[GOAL]
Set down all of the data that follows word for word, without the images.

[DATASET RECORDS]
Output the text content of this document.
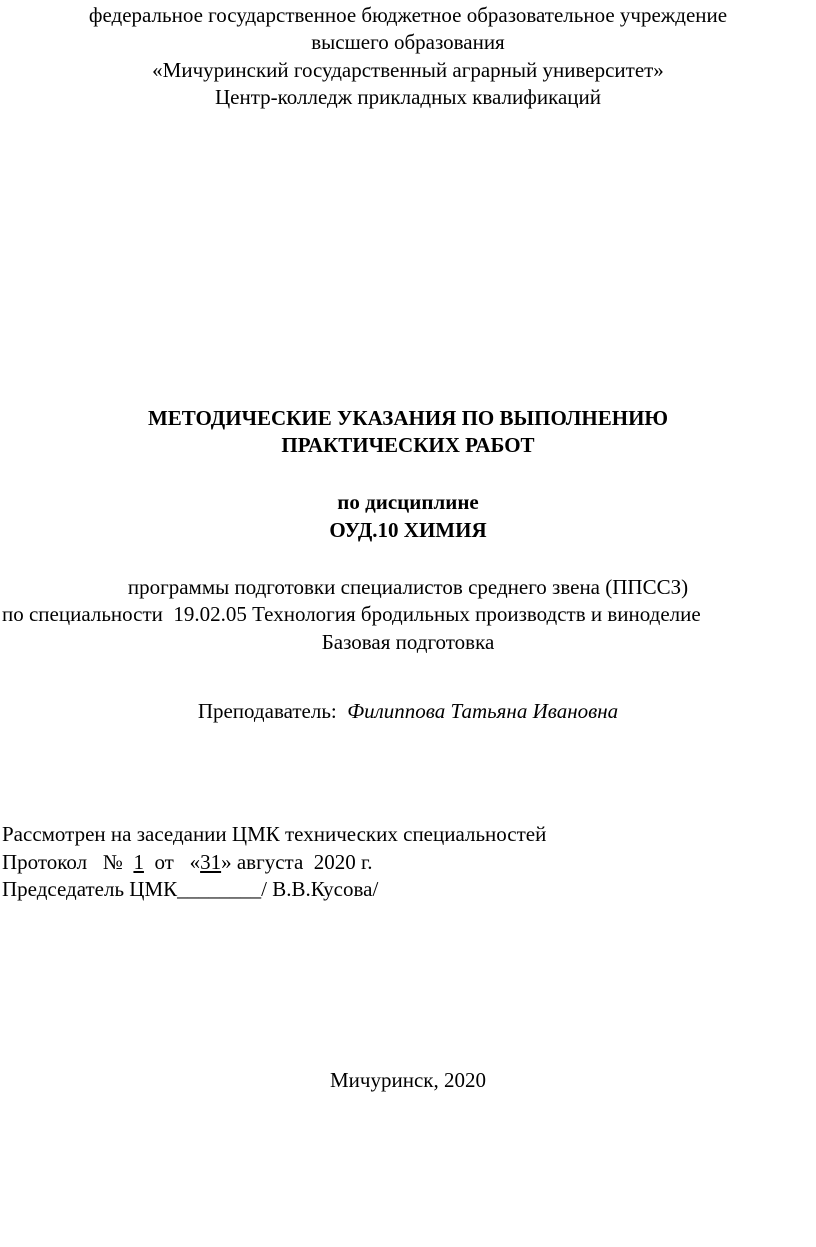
федеральное государственное бюджетное образовательное учреждение
высшего образования
«Мичуринский государственный аграрный университет»
Центр-колледж прикладных квалификаций
МЕТОДИЧЕСКИЕ УКАЗАНИЯ ПО ВЫПОЛНЕНИЮ
ПРАКТИЧЕСКИХ РАБОТ
по дисциплине
ОУД.10 ХИМИЯ
программы подготовки специалистов среднего звена (ППССЗ)
по специальности  19.02.05 Технология бродильных производств и виноделие
Базовая подготовка
Преподаватель: Филиппова Татьяна Ивановна
Рассмотрен на заседании ЦМК технических специальностей
Протокол № 1 от «31» августа  2020 г.
Председатель ЦМК________/ В.В.Кусова/
Мичуринск, 2020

[EXPECTED ANSWER]
Output the text content of this document.
федеральное государственное бюджетное образовательное учреждение
высшего образования
«Мичуринский государственный аграрный университет»
Центр-колледж прикладных квалификаций
МЕТОДИЧЕСКИЕ УКАЗАНИЯ ПО ВЫПОЛНЕНИЮ
ПРАКТИЧЕСКИХ РАБОТ
по дисциплине
ОУД.10 ХИМИЯ
программы подготовки специалистов среднего звена (ППССЗ)
по специальности  19.02.05 Технология бродильных производств и виноделие
Базовая подготовка
Преподаватель: Филиппова Татьяна Ивановна
Рассмотрен на заседании ЦМК технических специальностей
Протокол № 1 от «31» августа  2020 г.
Председатель ЦМК________/ В.В.Кусова/
Мичуринск, 2020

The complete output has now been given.